→ AVAILABLE RECORDS:

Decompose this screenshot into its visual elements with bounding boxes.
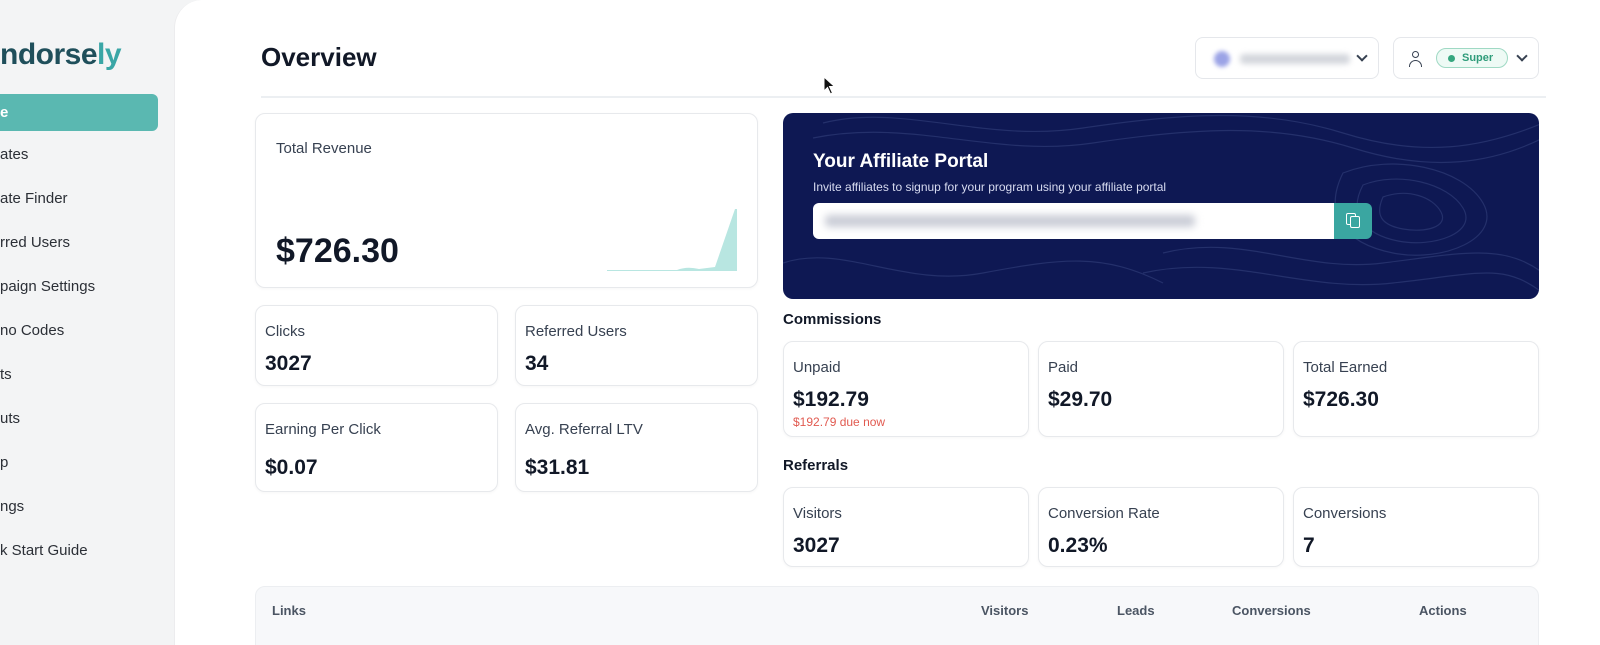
page-title: Overview [261,42,377,72]
chevron-down-icon [1516,50,1528,62]
total-revenue-label: Total Revenue [276,140,372,157]
sidebar-item-ts[interactable]: ts [0,366,12,383]
clicks-card: Clicks 3027 [255,305,498,386]
conversions-label: Conversions [1303,505,1387,522]
brand-logo-part1: ndorse [0,38,98,71]
portal-subtitle: Invite affiliates to signup for your pro… [813,180,1167,194]
brand-logo[interactable]: ndorsely [0,38,122,72]
column-header-links[interactable]: Links [272,603,306,618]
conversion-rate-card: Conversion Rate 0.23% [1038,487,1284,567]
brand-logo-part2: ly [97,38,122,71]
commissions-heading: Commissions [783,311,882,328]
visitors-label: Visitors [793,505,842,522]
sidebar-item-campaign-settings[interactable]: paign Settings [0,278,95,295]
affiliate-portal-card: Your Affiliate Portal Invite affiliates … [783,113,1539,299]
total-earned-label: Total Earned [1303,359,1388,376]
status-dot [1448,55,1455,62]
visitors-value: 3027 [793,534,840,557]
workspace-select[interactable] [1195,37,1379,79]
visitors-card: Visitors 3027 [783,487,1029,567]
plan-badge: Super [1436,48,1508,68]
chevron-down-icon [1356,50,1368,62]
sidebar-item-affiliates[interactable]: ates [0,146,28,163]
total-earned-card: Total Earned $726.30 [1293,341,1539,437]
total-revenue-value: $726.30 [276,232,399,270]
column-header-visitors[interactable]: Visitors [981,603,1028,618]
sidebar-item-quick-start-guide[interactable]: k Start Guide [0,542,88,559]
portal-link-redacted [825,215,1195,227]
workspace-name-redacted [1240,54,1350,64]
conversions-value: 7 [1303,534,1315,557]
referred-users-value: 34 [525,352,549,375]
avg-referral-ltv-value: $31.81 [525,456,590,479]
sidebar-item-promo-codes[interactable]: no Codes [0,322,64,339]
portal-link-field[interactable] [813,203,1334,239]
column-header-leads[interactable]: Leads [1117,603,1155,618]
unpaid-card: Unpaid $192.79 $192.79 due now [783,341,1029,437]
unpaid-label: Unpaid [793,359,841,376]
conversion-rate-value: 0.23% [1048,534,1108,557]
sidebar-item-payouts[interactable]: uts [0,410,20,427]
revenue-sparkline [607,209,737,271]
unpaid-due-note: $192.79 due now [793,415,886,429]
sidebar-item-active[interactable]: e [0,94,158,131]
clicks-label: Clicks [265,323,305,340]
sidebar: ndorsely e ates ate Finder rred Users pa… [0,0,176,645]
workspace-avatar [1214,51,1230,67]
column-header-conversions[interactable]: Conversions [1232,603,1311,618]
paid-label: Paid [1048,359,1079,376]
paid-card: Paid $29.70 [1038,341,1284,437]
sidebar-item-referred-users[interactable]: rred Users [0,234,70,251]
total-earned-value: $726.30 [1303,388,1379,411]
mouse-cursor-icon [823,76,836,95]
earning-per-click-value: $0.07 [265,456,318,479]
conversion-rate-label: Conversion Rate [1048,505,1160,522]
clicks-value: 3027 [265,352,312,375]
main-panel: Overview Super Total Revenue $726.30 Cli… [174,0,1600,645]
referred-users-card: Referred Users 34 [515,305,758,386]
referrals-heading: Referrals [783,457,849,474]
sidebar-item-p[interactable]: p [0,454,8,471]
links-table: Links Visitors Leads Conversions Actions [255,586,1539,645]
header-divider [261,96,1546,98]
person-icon [1408,51,1422,67]
plan-badge-label: Super [1462,52,1494,64]
avg-referral-ltv-label: Avg. Referral LTV [525,421,643,438]
sidebar-item-settings[interactable]: ngs [0,498,24,515]
sidebar-item-affiliate-finder[interactable]: ate Finder [0,190,68,207]
referred-users-label: Referred Users [525,323,627,340]
portal-title: Your Affiliate Portal [813,151,989,172]
earning-per-click-label: Earning Per Click [265,421,381,438]
avg-referral-ltv-card: Avg. Referral LTV $31.81 [515,403,758,492]
total-revenue-card: Total Revenue $726.30 [255,113,758,288]
column-header-actions[interactable]: Actions [1419,603,1467,618]
unpaid-value: $192.79 [793,388,869,411]
earning-per-click-card: Earning Per Click $0.07 [255,403,498,492]
conversions-card: Conversions 7 [1293,487,1539,567]
copy-link-button[interactable] [1334,203,1372,239]
account-menu-button[interactable]: Super [1393,37,1539,79]
paid-value: $29.70 [1048,388,1113,411]
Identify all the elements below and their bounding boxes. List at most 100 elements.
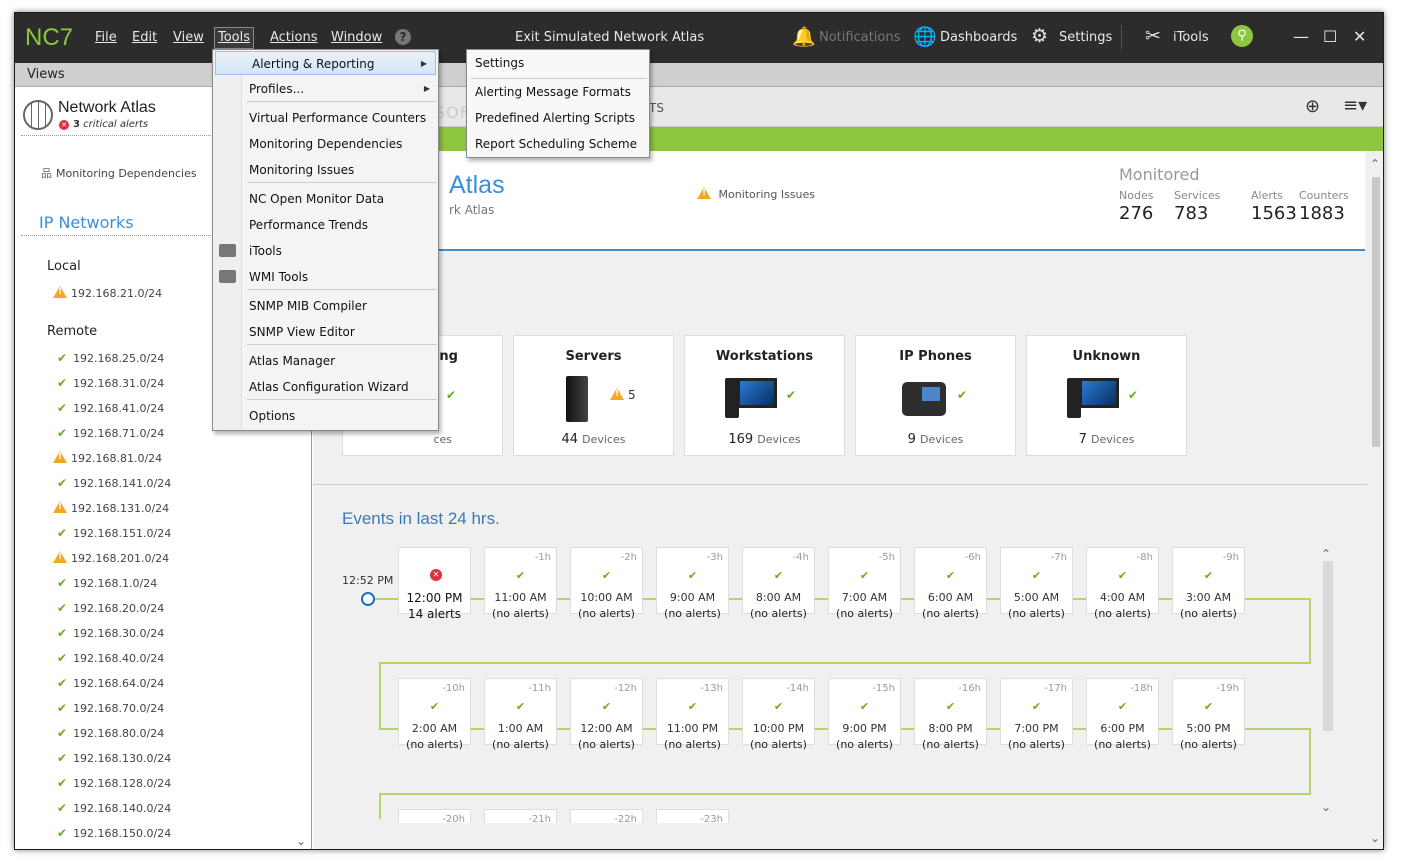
network-item[interactable]: ✔ 192.168.150.0/24 bbox=[57, 826, 171, 840]
settings-button[interactable]: Settings bbox=[1059, 30, 1112, 45]
event-tile[interactable]: -6h ✔ 6:00 AM (no alerts) bbox=[914, 547, 987, 620]
events-scrollbar-thumb[interactable] bbox=[1323, 561, 1333, 731]
network-item[interactable]: ✔ 192.168.151.0/24 bbox=[57, 526, 171, 540]
network-item[interactable]: ✔ 192.168.40.0/24 bbox=[57, 651, 164, 665]
event-tile[interactable]: -1h ✔ 11:00 AM (no alerts) bbox=[484, 547, 557, 620]
event-tile[interactable]: -19h ✔ 5:00 PM (no alerts) bbox=[1172, 678, 1245, 751]
tools-menu-item[interactable]: Options bbox=[213, 404, 438, 428]
network-item[interactable]: 192.168.81.0/24 bbox=[53, 451, 162, 465]
event-tile[interactable]: -17h ✔ 7:00 PM (no alerts) bbox=[1000, 678, 1073, 751]
network-item[interactable]: ✔ 192.168.140.0/24 bbox=[57, 801, 171, 815]
network-item[interactable]: ✔ 192.168.41.0/24 bbox=[57, 401, 164, 415]
menu-window[interactable]: Window bbox=[331, 30, 382, 45]
menu-file[interactable]: File bbox=[95, 30, 117, 45]
ip-networks-heading[interactable]: IP Networks bbox=[39, 213, 134, 232]
tools-menu-item[interactable]: NC Open Monitor Data bbox=[213, 187, 438, 211]
sidebar-monitoring-dependencies[interactable]: 品 Monitoring Dependencies bbox=[41, 165, 197, 181]
event-tile[interactable]: -22h bbox=[570, 809, 643, 825]
tools-menu-item[interactable]: Atlas Manager bbox=[213, 349, 438, 373]
device-card-ip-phones[interactable]: IP Phones ✔ 9 Devices bbox=[855, 335, 1016, 456]
network-item[interactable]: ✔ 192.168.20.0/24 bbox=[57, 601, 164, 615]
menu-tools[interactable]: Tools bbox=[214, 27, 255, 49]
close-icon[interactable]: ✕ bbox=[1353, 27, 1366, 46]
scroll-down-icon[interactable]: ⌄ bbox=[1321, 800, 1331, 814]
tools-menu-item[interactable]: Alerting & Reporting ▶ bbox=[215, 51, 436, 75]
event-tile[interactable]: -20h bbox=[398, 809, 471, 825]
critical-alerts-badge[interactable]: ✕ 3 critical alerts bbox=[59, 119, 148, 130]
event-tile[interactable]: -7h ✔ 5:00 AM (no alerts) bbox=[1000, 547, 1073, 620]
remote-group-label[interactable]: Remote bbox=[47, 324, 97, 339]
stat-alerts[interactable]: Alerts 1563 bbox=[1251, 189, 1297, 224]
scroll-down-icon[interactable]: ⌄ bbox=[296, 834, 306, 848]
tools-menu-item[interactable]: Virtual Performance Counters bbox=[213, 106, 438, 130]
itools-button[interactable]: iTools bbox=[1173, 30, 1209, 45]
submenu-item-alerting-message-formats[interactable]: Alerting Message Formats bbox=[475, 85, 631, 99]
network-item[interactable]: 192.168.201.0/24 bbox=[53, 551, 169, 565]
event-tile[interactable]: -8h ✔ 4:00 AM (no alerts) bbox=[1086, 547, 1159, 620]
stat-nodes[interactable]: Nodes 276 bbox=[1119, 189, 1153, 224]
event-tile[interactable]: -3h ✔ 9:00 AM (no alerts) bbox=[656, 547, 729, 620]
event-tile[interactable]: -11h ✔ 1:00 AM (no alerts) bbox=[484, 678, 557, 751]
tools-menu-item[interactable]: Monitoring Issues bbox=[213, 158, 438, 182]
submenu-item-report-scheduling-scheme[interactable]: Report Scheduling Scheme bbox=[475, 137, 637, 151]
tools-menu-item[interactable]: SNMP MIB Compiler bbox=[213, 294, 438, 318]
stat-services[interactable]: Services 783 bbox=[1174, 189, 1220, 224]
monitoring-issues-link[interactable]: Monitoring Issues bbox=[697, 187, 815, 201]
event-tile[interactable]: -10h ✔ 2:00 AM (no alerts) bbox=[398, 678, 471, 751]
event-tile[interactable]: -23h bbox=[656, 809, 729, 825]
tools-menu-item[interactable]: Profiles... ▶ bbox=[213, 77, 438, 101]
scroll-up-icon[interactable]: ⌃ bbox=[1321, 547, 1331, 561]
network-item[interactable]: ✔ 192.168.80.0/24 bbox=[57, 726, 164, 740]
main-scrollbar[interactable]: ⌃ ⌄ bbox=[1367, 151, 1383, 849]
network-item[interactable]: ✔ 192.168.64.0/24 bbox=[57, 676, 164, 690]
event-tile[interactable]: -16h ✔ 8:00 PM (no alerts) bbox=[914, 678, 987, 751]
event-tile[interactable]: -12h ✔ 12:00 AM (no alerts) bbox=[570, 678, 643, 751]
scroll-down-icon[interactable]: ⌄ bbox=[1370, 831, 1380, 845]
device-card-unknown[interactable]: Unknown ✔ 7 Devices bbox=[1026, 335, 1187, 456]
menu-view[interactable]: View bbox=[173, 30, 204, 45]
event-tile[interactable]: -2h ✔ 10:00 AM (no alerts) bbox=[570, 547, 643, 620]
scrollbar-thumb[interactable] bbox=[1372, 177, 1380, 447]
network-item[interactable]: ✔ 192.168.130.0/24 bbox=[57, 751, 171, 765]
minimize-icon[interactable]: — bbox=[1293, 27, 1309, 46]
add-icon[interactable]: ⊕ bbox=[1305, 96, 1320, 117]
event-tile[interactable]: -5h ✔ 7:00 AM (no alerts) bbox=[828, 547, 901, 620]
submenu-item-predefined-alerting-scripts[interactable]: Predefined Alerting Scripts bbox=[475, 111, 635, 125]
local-group-label[interactable]: Local bbox=[47, 259, 81, 274]
network-item[interactable]: ✔ 192.168.31.0/24 bbox=[57, 376, 164, 390]
help-icon[interactable]: ? bbox=[395, 29, 411, 45]
tools-menu-item[interactable]: Monitoring Dependencies bbox=[213, 132, 438, 156]
menu-actions[interactable]: Actions bbox=[270, 30, 318, 45]
tools-menu-item[interactable]: iTools bbox=[213, 239, 438, 263]
event-tile[interactable]: -14h ✔ 10:00 PM (no alerts) bbox=[742, 678, 815, 751]
event-tile[interactable]: -4h ✔ 8:00 AM (no alerts) bbox=[742, 547, 815, 620]
network-item[interactable]: ✔ 192.168.25.0/24 bbox=[57, 351, 164, 365]
event-tile[interactable]: -15h ✔ 9:00 PM (no alerts) bbox=[828, 678, 901, 751]
dashboards-button[interactable]: Dashboards bbox=[940, 30, 1017, 45]
event-tile[interactable]: -21h bbox=[484, 809, 557, 825]
network-item[interactable]: ✔ 192.168.141.0/24 bbox=[57, 476, 171, 490]
network-item[interactable]: 192.168.21.0/24 bbox=[53, 286, 162, 300]
menu-edit[interactable]: Edit bbox=[132, 30, 157, 45]
device-card-servers[interactable]: Servers 5 44 Devices bbox=[513, 335, 674, 456]
network-item[interactable]: 192.168.131.0/24 bbox=[53, 501, 169, 515]
event-tile[interactable]: -13h ✔ 11:00 PM (no alerts) bbox=[656, 678, 729, 751]
network-item[interactable]: ✔ 192.168.128.0/24 bbox=[57, 776, 171, 790]
network-item[interactable]: ✔ 192.168.71.0/24 bbox=[57, 426, 164, 440]
tools-menu-item[interactable]: SNMP View Editor bbox=[213, 320, 438, 344]
event-tile[interactable]: -18h ✔ 6:00 PM (no alerts) bbox=[1086, 678, 1159, 751]
submenu-item-settings[interactable]: Settings bbox=[475, 56, 524, 70]
notifications-button[interactable]: Notifications bbox=[819, 30, 900, 45]
event-tile[interactable]: -9h ✔ 3:00 AM (no alerts) bbox=[1172, 547, 1245, 620]
window-title[interactable]: Exit Simulated Network Atlas bbox=[515, 30, 704, 45]
tools-menu-item[interactable]: Atlas Configuration Wizard bbox=[213, 375, 438, 399]
event-tile[interactable]: ✕ 12:00 PM 14 alerts bbox=[398, 547, 471, 621]
tools-menu-item[interactable]: Performance Trends bbox=[213, 213, 438, 237]
tab-fragment[interactable]: TS bbox=[649, 101, 664, 115]
search-icon[interactable]: ⚲ bbox=[1231, 25, 1253, 47]
stat-counters[interactable]: Counters 1883 bbox=[1299, 189, 1349, 224]
menu-icon[interactable]: ≡▾ bbox=[1343, 95, 1367, 116]
maximize-icon[interactable]: ☐ bbox=[1323, 27, 1337, 46]
network-item[interactable]: ✔ 192.168.70.0/24 bbox=[57, 701, 164, 715]
network-item[interactable]: ✔ 192.168.1.0/24 bbox=[57, 576, 157, 590]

→ INSTRUCTION: Rewrite the material from the line that has "page-title: Overview [261,42,377,72]" through the line that has "unpaid-label: Unpaid [793,359,841,376]", changing every "interactable" to "clickable" and keeping everything else the same.

→ THE REPLY:
page-title: Overview [261,42,377,72]
chevron-down-icon [1516,50,1528,62]
total-revenue-label: Total Revenue [276,140,372,157]
sidebar-item-ts[clickable]: ts [0,366,12,383]
clicks-card: Clicks 3027 [255,305,498,386]
conversions-label: Conversions [1303,505,1387,522]
brand-logo-part1: ndorse [0,38,98,71]
portal-subtitle: Invite affiliates to signup for your pro… [813,180,1167,194]
brand-logo[clickable]: ndorsely [0,38,122,72]
column-header-links[clickable]: Links [272,603,306,618]
conversion-rate-card: Conversion Rate 0.23% [1038,487,1284,567]
brand-logo-part2: ly [97,38,122,71]
commissions-heading: Commissions [783,311,882,328]
visitors-label: Visitors [793,505,842,522]
sidebar-item-campaign-settings[clickable]: paign Settings [0,278,95,295]
affiliate-portal-card: Your Affiliate Portal Invite affiliates … [783,113,1539,299]
total-earned-label: Total Earned [1303,359,1388,376]
status-dot [1448,55,1455,62]
visitors-value: 3027 [793,534,840,557]
workspace-select[clickable] [1195,37,1379,79]
visitors-card: Visitors 3027 [783,487,1029,567]
plan-badge: Super [1436,48,1508,68]
chevron-down-icon [1356,50,1368,62]
sidebar-item-affiliates[clickable]: ates [0,146,28,163]
total-earned-card: Total Earned $726.30 [1293,341,1539,437]
total-revenue-value: $726.30 [276,232,399,270]
column-header-visitors[clickable]: Visitors [981,603,1028,618]
sidebar-item-quick-start-guide[clickable]: k Start Guide [0,542,88,559]
portal-link-redacted [825,215,1195,227]
workspace-name-redacted [1240,54,1350,64]
conversions-value: 7 [1303,534,1315,557]
referred-users-value: 34 [525,352,549,375]
avg-referral-ltv-value: $31.81 [525,456,590,479]
sidebar-item-promo-codes[clickable]: no Codes [0,322,64,339]
portal-link-field[clickable] [813,203,1334,239]
column-header-leads[clickable]: Leads [1117,603,1155,618]
unpaid-card: Unpaid $192.79 $192.79 due now [783,341,1029,437]
unpaid-label: Unpaid [793,359,841,376]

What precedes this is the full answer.